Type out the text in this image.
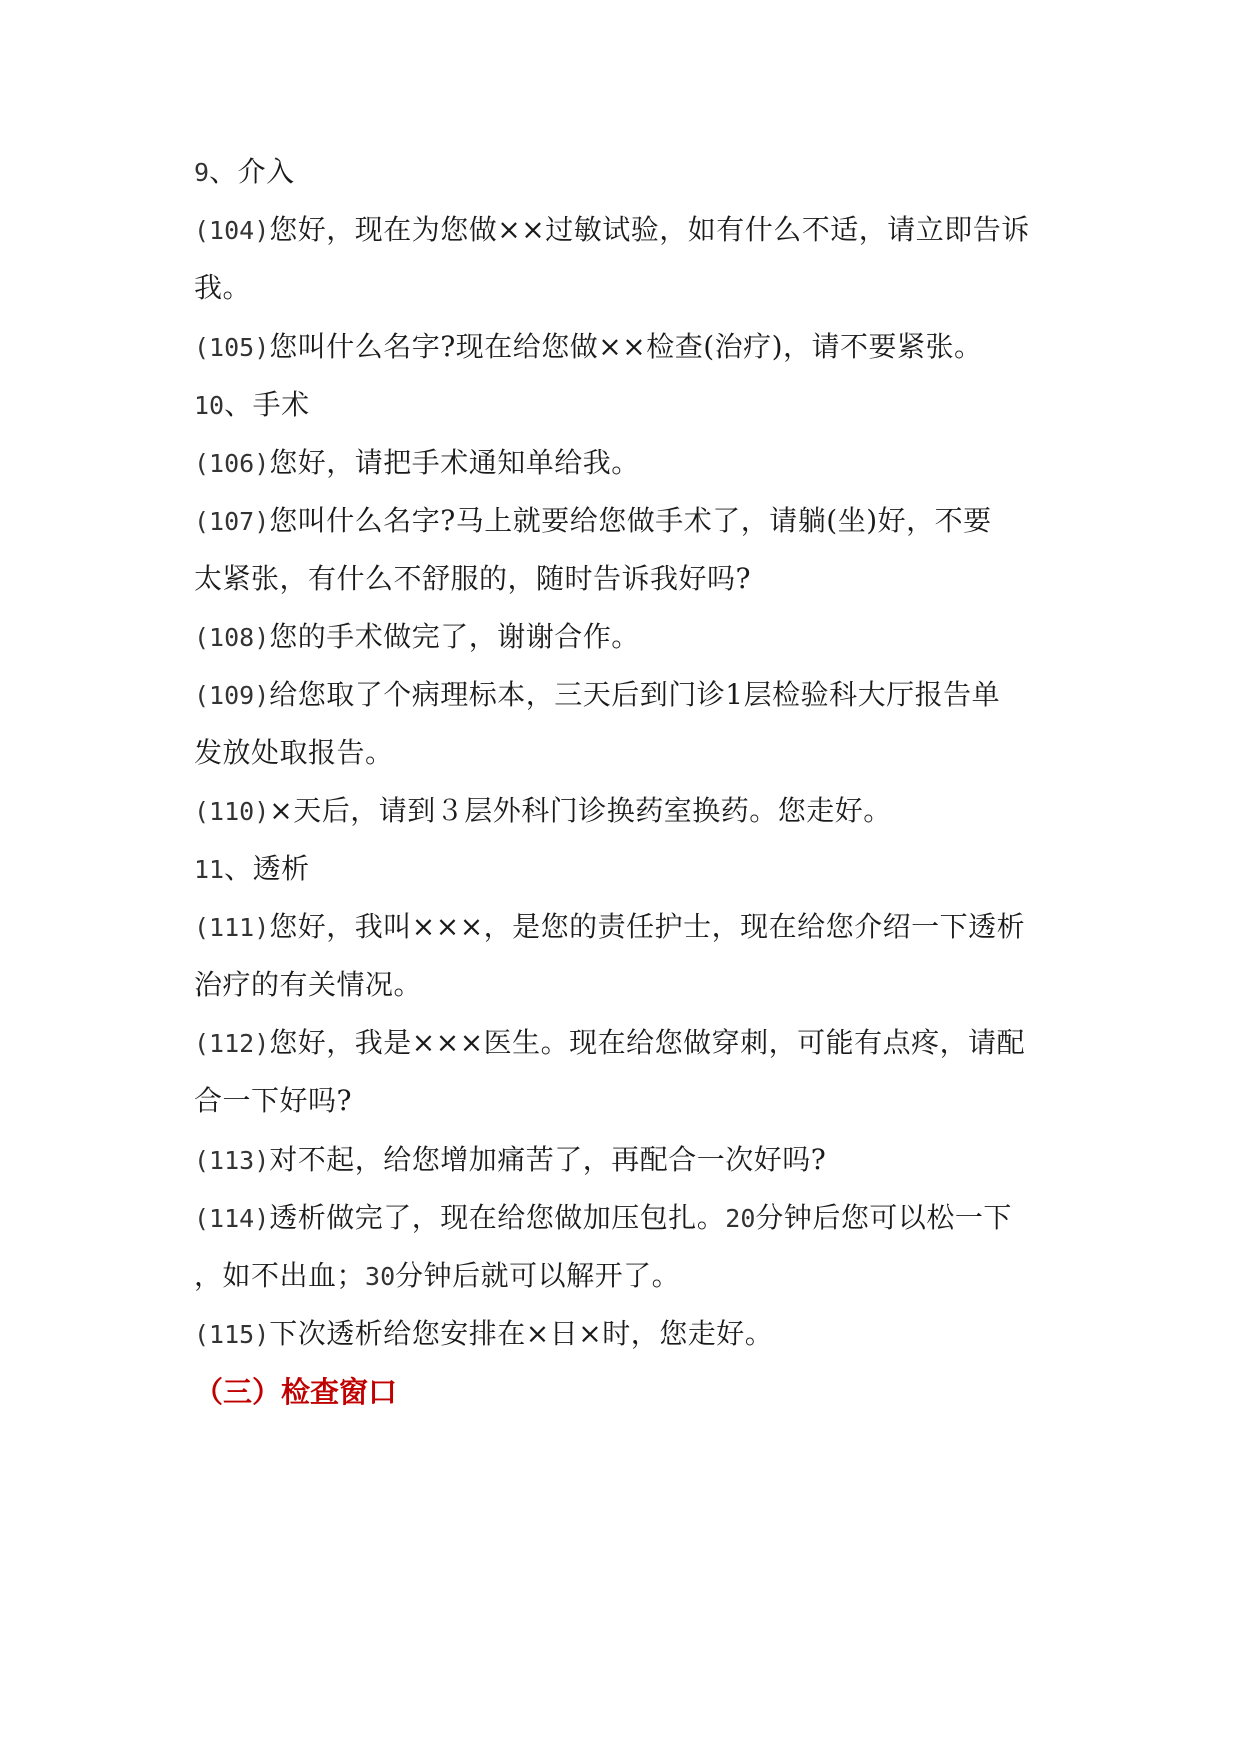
9、介入
(104)您好，现在为您做××过敏试验，如有什么不适，请立即告诉
我。
(105)您叫什么名字?现在给您做××检查(治疗)，请不要紧张。
10、手术
(106)您好，请把手术通知单给我。
(107)您叫什么名字?马上就要给您做手术了，请躺(坐)好，不要
太紧张，有什么不舒服的，随时告诉我好吗?
(108)您的手术做完了，谢谢合作。
(109)给您取了个病理标本，三天后到门诊1层检验科大厅报告单
发放处取报告。
(110)×天后，请到３层外科门诊换药室换药。您走好。
11、透析
(111)您好，我叫×××，是您的责任护士，现在给您介绍一下透析
治疗的有关情况。
(112)您好，我是×××医生。现在给您做穿刺，可能有点疼，请配
合一下好吗?
(113)对不起，给您增加痛苦了，再配合一次好吗?
(114)透析做完了，现在给您做加压包扎。20分钟后您可以松一下
，如不出血；30分钟后就可以解开了。
(115)下次透析给您安排在×日×时，您走好。
（三）检查窗口
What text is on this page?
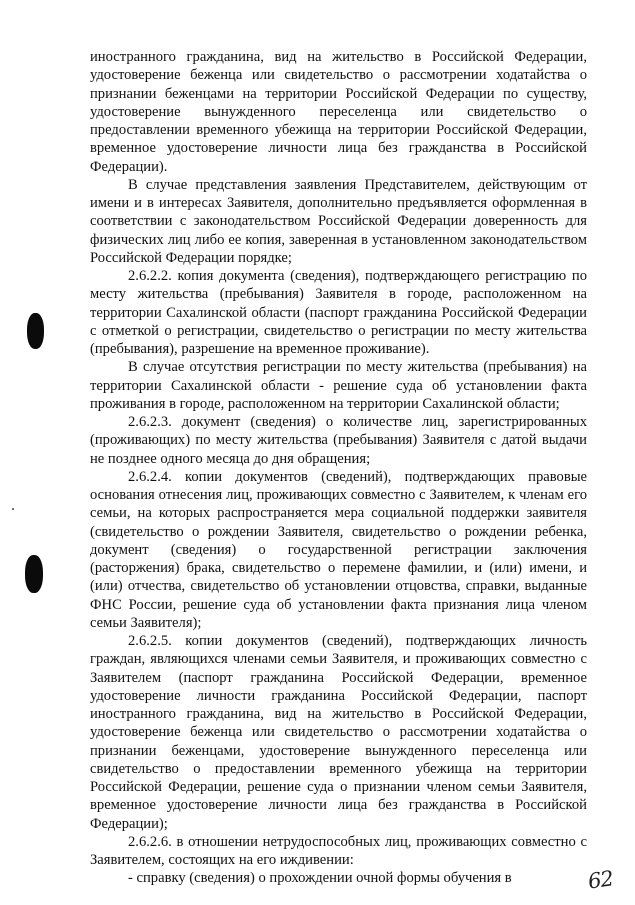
иностранного гражданина, вид на жительство в Российской Федерации, удостоверение беженца или свидетельство о рассмотрении ходатайства о признании беженцами на территории Российской Федерации по существу, удостоверение вынужденного переселенца или свидетельство о предоставлении временного убежища на территории Российской Федерации, временное удостоверение личности лица без гражданства в Российской Федерации).

В случае представления заявления Представителем, действующим от имени и в интересах Заявителя, дополнительно предъявляется оформленная в соответствии с законодательством Российской Федерации доверенность для физических лиц либо ее копия, заверенная в установленном законодательством Российской Федерации порядке;

2.6.2.2. копия документа (сведения), подтверждающего регистрацию по месту жительства (пребывания) Заявителя в городе, расположенном на территории Сахалинской области (паспорт гражданина Российской Федерации с отметкой о регистрации, свидетельство о регистрации по месту жительства (пребывания), разрешение на временное проживание).

В случае отсутствия регистрации по месту жительства (пребывания) на территории Сахалинской области - решение суда об установлении факта проживания в городе, расположенном на территории Сахалинской области;

2.6.2.3. документ (сведения) о количестве лиц, зарегистрированных (проживающих) по месту жительства (пребывания) Заявителя с датой выдачи не позднее одного месяца до дня обращения;

2.6.2.4. копии документов (сведений), подтверждающих правовые основания отнесения лиц, проживающих совместно с Заявителем, к членам его семьи, на которых распространяется мера социальной поддержки заявителя (свидетельство о рождении Заявителя, свидетельство о рождении ребенка, документ (сведения) о государственной регистрации заключения (расторжения) брака, свидетельство о перемене фамилии, и (или) имени, и (или) отчества, свидетельство об установлении отцовства, справки, выданные ФНС России, решение суда об установлении факта признания лица членом семьи Заявителя);

2.6.2.5. копии документов (сведений), подтверждающих личность граждан, являющихся членами семьи Заявителя, и проживающих совместно с Заявителем (паспорт гражданина Российской Федерации, временное удостоверение личности гражданина Российской Федерации, паспорт иностранного гражданина, вид на жительство в Российской Федерации, удостоверение беженца или свидетельство о рассмотрении ходатайства о признании беженцами, удостоверение вынужденного переселенца или свидетельство о предоставлении временного убежища на территории Российской Федерации, решение суда о признании членом семьи Заявителя, временное удостоверение личности лица без гражданства в Российской Федерации);

2.6.2.6. в отношении нетрудоспособных лиц, проживающих совместно с Заявителем, состоящих на его иждивении:

- справку (сведения) о прохождении очной формы обучения в	62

● ● ●

What to do
Write out the full set of lines verbatim, without the pictures.

The reply
Type out the text in this image.
9、介入
(104)您好，现在为您做××过敏试验，如有什么不适，请立即告诉
我。
(105)您叫什么名字?现在给您做××检查(治疗)，请不要紧张。
10、手术
(106)您好，请把手术通知单给我。
(107)您叫什么名字?马上就要给您做手术了，请躺(坐)好，不要
太紧张，有什么不舒服的，随时告诉我好吗?
(108)您的手术做完了，谢谢合作。
(109)给您取了个病理标本，三天后到门诊1层检验科大厅报告单
发放处取报告。
(110)×天后，请到３层外科门诊换药室换药。您走好。
11、透析
(111)您好，我叫×××，是您的责任护士，现在给您介绍一下透析
治疗的有关情况。
(112)您好，我是×××医生。现在给您做穿刺，可能有点疼，请配
合一下好吗?
(113)对不起，给您增加痛苦了，再配合一次好吗?
(114)透析做完了，现在给您做加压包扎。20分钟后您可以松一下
，如不出血；30分钟后就可以解开了。
(115)下次透析给您安排在×日×时，您走好。
（三）检查窗口
What text is on this page?
иностранного гражданина, вид на жительство в Российской Федерации, удостоверение беженца или свидетельство о рассмотрении ходатайства о признании беженцами на территории Российской Федерации по существу, удостоверение вынужденного переселенца или свидетельство о предоставлении временного убежища на территории Российской Федерации, временное удостоверение личности лица без гражданства в Российской Федерации).

В случае представления заявления Представителем, действующим от имени и в интересах Заявителя, дополнительно предъявляется оформленная в соответствии с законодательством Российской Федерации доверенность для физических лиц либо ее копия, заверенная в установленном законодательством Российской Федерации порядке;

2.6.2.2. копия документа (сведения), подтверждающего регистрацию по месту жительства (пребывания) Заявителя в городе, расположенном на территории Сахалинской области (паспорт гражданина Российской Федерации с отметкой о регистрации, свидетельство о регистрации по месту жительства (пребывания), разрешение на временное проживание).

В случае отсутствия регистрации по месту жительства (пребывания) на территории Сахалинской области - решение суда об установлении факта проживания в городе, расположенном на территории Сахалинской области;

2.6.2.3. документ (сведения) о количестве лиц, зарегистрированных (проживающих) по месту жительства (пребывания) Заявителя с датой выдачи не позднее одного месяца до дня обращения;

2.6.2.4. копии документов (сведений), подтверждающих правовые основания отнесения лиц, проживающих совместно с Заявителем, к членам его семьи, на которых распространяется мера социальной поддержки заявителя (свидетельство о рождении Заявителя, свидетельство о рождении ребенка, документ (сведения) о государственной регистрации заключения (расторжения) брака, свидетельство о перемене фамилии, и (или) имени, и (или) отчества, свидетельство об установлении отцовства, справки, выданные ФНС России, решение суда об установлении факта признания лица членом семьи Заявителя);

2.6.2.5. копии документов (сведений), подтверждающих личность граждан, являющихся членами семьи Заявителя, и проживающих совместно с Заявителем (паспорт гражданина Российской Федерации, временное удостоверение личности гражданина Российской Федерации, паспорт иностранного гражданина, вид на жительство в Российской Федерации, удостоверение беженца или свидетельство о рассмотрении ходатайства о признании беженцами, удостоверение вынужденного переселенца или свидетельство о предоставлении временного убежища на территории Российской Федерации, решение суда о признании членом семьи Заявителя, временное удостоверение личности лица без гражданства в Российской Федерации);

2.6.2.6. в отношении нетрудоспособных лиц, проживающих совместно с Заявителем, состоящих на его иждивении:

- справку (сведения) о прохождении очной формы обучения в	62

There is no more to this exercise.